»»
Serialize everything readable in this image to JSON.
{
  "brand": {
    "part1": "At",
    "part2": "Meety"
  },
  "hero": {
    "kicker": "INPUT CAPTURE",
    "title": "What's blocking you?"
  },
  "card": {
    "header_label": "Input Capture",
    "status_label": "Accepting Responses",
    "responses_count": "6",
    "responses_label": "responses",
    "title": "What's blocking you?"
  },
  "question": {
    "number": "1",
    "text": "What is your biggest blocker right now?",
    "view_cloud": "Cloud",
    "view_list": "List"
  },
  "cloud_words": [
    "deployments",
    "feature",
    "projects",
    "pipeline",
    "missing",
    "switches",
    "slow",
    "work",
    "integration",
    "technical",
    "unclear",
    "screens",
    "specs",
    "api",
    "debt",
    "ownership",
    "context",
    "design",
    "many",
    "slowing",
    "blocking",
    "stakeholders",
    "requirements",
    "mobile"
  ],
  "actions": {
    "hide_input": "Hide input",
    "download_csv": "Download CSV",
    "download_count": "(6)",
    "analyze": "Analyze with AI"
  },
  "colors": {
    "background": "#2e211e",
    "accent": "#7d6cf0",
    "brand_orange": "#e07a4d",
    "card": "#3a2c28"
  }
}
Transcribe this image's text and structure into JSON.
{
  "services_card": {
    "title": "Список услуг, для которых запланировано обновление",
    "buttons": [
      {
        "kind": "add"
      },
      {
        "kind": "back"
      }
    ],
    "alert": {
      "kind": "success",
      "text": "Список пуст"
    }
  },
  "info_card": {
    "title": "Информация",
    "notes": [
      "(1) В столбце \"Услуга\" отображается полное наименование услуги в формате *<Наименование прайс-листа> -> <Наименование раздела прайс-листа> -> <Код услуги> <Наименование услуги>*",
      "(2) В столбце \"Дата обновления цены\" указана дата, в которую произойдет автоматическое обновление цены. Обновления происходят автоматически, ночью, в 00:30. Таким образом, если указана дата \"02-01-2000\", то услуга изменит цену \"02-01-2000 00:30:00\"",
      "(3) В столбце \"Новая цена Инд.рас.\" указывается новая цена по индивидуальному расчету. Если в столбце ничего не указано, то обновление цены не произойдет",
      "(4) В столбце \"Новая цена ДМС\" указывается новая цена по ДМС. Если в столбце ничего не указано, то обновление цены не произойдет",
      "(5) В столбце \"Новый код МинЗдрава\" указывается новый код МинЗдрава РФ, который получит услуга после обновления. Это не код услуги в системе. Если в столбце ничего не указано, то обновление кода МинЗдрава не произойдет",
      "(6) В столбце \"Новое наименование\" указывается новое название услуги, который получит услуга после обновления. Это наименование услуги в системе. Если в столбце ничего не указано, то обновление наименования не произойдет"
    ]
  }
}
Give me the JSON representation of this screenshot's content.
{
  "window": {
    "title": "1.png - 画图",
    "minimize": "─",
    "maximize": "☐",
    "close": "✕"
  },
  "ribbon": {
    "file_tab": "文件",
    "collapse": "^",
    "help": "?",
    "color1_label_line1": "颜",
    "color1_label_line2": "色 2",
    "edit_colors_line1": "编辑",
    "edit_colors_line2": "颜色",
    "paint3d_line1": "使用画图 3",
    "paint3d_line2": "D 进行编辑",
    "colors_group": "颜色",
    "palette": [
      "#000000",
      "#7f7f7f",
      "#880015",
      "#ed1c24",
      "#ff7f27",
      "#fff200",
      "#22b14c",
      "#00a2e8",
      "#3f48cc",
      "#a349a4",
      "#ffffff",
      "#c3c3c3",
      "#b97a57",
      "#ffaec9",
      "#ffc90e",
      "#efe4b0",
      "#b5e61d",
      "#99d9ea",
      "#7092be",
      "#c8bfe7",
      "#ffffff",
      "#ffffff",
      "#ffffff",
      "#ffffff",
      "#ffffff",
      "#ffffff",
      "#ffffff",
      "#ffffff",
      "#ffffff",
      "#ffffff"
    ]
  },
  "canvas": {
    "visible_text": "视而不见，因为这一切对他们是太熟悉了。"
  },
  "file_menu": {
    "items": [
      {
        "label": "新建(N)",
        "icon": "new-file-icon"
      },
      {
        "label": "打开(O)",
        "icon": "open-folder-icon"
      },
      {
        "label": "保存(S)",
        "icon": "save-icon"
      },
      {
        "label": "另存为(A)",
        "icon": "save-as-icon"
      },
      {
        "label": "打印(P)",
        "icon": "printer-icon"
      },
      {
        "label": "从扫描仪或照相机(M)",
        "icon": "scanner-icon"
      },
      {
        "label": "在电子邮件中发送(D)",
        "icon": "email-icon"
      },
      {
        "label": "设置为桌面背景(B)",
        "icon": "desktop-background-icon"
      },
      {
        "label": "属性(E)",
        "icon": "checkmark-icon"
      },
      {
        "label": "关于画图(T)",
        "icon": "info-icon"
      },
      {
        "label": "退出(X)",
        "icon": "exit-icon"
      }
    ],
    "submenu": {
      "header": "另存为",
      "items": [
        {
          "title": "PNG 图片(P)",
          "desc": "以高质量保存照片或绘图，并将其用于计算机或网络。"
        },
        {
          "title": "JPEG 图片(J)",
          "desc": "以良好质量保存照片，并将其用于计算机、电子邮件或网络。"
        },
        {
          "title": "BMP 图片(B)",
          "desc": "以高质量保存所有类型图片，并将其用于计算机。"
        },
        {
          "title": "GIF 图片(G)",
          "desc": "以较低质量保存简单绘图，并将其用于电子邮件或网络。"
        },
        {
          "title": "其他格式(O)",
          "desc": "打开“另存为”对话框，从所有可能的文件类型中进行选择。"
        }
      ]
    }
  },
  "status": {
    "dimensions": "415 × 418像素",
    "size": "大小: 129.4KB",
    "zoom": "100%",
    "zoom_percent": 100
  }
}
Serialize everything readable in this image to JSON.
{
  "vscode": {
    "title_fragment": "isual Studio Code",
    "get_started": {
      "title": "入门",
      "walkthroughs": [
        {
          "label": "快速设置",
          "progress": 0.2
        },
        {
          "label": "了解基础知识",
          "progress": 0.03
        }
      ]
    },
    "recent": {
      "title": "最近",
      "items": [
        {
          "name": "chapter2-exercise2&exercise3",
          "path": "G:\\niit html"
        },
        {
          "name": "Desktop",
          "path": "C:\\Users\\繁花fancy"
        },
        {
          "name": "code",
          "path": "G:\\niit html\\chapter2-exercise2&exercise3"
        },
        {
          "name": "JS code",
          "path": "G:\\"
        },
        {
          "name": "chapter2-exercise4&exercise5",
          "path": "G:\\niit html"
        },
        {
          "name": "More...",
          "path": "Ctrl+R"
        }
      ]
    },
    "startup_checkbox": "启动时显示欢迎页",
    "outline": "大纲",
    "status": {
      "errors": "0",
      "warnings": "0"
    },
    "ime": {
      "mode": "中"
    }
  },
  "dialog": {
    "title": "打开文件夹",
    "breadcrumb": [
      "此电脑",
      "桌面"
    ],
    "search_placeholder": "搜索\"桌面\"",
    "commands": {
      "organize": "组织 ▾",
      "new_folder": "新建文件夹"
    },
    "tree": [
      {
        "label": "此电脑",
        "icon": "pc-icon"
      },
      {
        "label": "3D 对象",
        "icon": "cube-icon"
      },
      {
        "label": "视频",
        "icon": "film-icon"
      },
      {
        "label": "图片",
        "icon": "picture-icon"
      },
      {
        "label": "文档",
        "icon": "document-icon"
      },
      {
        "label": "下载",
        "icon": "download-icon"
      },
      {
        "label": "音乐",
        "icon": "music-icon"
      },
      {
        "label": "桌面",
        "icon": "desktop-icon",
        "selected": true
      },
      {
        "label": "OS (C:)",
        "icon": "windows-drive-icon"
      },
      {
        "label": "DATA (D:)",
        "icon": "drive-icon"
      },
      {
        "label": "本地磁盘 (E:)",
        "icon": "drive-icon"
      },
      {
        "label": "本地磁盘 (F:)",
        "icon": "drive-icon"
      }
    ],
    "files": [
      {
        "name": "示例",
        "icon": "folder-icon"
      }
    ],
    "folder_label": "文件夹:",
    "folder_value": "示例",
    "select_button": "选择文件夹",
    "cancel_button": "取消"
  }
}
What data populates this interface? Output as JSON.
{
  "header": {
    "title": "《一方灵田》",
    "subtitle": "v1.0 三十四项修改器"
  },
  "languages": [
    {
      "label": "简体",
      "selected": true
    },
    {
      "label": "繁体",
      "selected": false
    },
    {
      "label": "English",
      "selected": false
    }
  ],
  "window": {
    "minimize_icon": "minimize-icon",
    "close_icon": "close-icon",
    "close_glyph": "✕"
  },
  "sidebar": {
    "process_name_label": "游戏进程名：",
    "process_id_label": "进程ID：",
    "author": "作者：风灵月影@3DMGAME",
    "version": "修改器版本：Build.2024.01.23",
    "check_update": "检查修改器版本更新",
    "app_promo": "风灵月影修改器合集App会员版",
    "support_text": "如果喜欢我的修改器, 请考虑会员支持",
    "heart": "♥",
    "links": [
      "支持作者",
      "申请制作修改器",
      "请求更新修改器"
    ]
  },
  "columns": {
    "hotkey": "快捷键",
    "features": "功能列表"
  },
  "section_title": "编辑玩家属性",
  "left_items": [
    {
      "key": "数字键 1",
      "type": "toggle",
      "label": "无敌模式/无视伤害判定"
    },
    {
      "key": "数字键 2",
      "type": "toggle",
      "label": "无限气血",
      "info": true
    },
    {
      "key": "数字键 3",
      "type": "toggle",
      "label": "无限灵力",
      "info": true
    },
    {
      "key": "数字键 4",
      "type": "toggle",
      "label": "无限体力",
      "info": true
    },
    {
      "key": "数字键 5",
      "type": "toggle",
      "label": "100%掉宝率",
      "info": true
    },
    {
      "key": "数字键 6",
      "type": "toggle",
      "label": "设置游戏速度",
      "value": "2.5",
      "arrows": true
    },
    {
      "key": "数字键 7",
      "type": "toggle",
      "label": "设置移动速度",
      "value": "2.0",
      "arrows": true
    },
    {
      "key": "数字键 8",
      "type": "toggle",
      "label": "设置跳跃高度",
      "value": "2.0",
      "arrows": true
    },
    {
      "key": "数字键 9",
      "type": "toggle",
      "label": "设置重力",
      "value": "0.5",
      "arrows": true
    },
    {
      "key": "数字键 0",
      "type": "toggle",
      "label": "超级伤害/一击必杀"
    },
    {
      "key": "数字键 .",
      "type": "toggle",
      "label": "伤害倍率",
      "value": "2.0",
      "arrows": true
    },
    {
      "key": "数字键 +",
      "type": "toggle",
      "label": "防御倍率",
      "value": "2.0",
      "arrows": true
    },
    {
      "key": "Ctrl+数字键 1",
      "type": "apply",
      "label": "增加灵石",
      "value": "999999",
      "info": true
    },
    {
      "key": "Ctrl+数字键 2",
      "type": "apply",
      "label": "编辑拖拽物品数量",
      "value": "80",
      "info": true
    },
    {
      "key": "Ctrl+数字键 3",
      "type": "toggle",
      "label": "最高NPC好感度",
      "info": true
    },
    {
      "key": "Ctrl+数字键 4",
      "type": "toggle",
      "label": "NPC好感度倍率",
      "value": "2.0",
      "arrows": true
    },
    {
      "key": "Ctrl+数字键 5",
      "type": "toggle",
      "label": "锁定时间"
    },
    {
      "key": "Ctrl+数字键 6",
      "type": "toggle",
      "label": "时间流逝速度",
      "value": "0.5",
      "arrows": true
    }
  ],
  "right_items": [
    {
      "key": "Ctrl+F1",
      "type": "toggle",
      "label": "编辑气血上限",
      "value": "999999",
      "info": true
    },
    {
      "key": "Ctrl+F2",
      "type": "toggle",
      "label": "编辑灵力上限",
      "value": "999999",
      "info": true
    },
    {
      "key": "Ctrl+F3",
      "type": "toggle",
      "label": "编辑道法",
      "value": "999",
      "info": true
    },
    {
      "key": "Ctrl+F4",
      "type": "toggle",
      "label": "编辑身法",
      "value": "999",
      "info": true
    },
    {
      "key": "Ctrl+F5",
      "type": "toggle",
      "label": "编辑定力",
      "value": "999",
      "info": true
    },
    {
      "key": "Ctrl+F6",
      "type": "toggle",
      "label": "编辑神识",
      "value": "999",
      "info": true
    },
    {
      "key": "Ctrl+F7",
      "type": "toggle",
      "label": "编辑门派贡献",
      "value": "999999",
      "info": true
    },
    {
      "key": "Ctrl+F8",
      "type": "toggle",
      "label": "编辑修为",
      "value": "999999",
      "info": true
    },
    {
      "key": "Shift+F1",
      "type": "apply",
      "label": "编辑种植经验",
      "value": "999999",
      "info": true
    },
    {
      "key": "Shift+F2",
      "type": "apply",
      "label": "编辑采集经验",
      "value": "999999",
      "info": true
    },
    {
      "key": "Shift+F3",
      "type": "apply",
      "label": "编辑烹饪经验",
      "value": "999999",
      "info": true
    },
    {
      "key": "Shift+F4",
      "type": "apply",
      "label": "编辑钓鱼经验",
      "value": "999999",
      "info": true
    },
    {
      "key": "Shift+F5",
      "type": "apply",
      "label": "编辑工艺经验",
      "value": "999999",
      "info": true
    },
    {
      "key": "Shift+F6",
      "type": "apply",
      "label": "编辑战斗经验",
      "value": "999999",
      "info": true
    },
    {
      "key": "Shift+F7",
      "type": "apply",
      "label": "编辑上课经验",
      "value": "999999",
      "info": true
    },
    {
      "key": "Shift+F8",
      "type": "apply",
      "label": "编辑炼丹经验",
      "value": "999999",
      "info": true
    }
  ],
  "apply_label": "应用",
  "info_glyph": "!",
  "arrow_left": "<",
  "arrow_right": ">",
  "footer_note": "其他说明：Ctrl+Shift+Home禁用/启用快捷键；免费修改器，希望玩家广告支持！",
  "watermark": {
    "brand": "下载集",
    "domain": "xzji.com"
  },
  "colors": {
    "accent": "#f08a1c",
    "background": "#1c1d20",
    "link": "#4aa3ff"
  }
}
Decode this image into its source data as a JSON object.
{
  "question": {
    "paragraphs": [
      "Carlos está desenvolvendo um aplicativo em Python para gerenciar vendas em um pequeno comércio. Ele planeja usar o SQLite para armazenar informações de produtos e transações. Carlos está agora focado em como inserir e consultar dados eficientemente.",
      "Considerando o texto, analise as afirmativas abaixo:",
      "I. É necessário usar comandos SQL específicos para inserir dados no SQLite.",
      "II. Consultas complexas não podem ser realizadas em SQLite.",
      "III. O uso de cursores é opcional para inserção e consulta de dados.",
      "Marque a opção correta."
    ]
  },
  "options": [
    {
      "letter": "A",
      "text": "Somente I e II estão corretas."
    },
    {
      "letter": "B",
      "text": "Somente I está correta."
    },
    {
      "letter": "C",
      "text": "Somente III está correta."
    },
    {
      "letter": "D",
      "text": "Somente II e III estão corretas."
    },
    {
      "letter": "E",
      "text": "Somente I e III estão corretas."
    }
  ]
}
««
» **REQUIRED TASK**: Lines containing the string "inserir" should be counted; reply with their number and nothing more.

» **TASK RESULT**: 2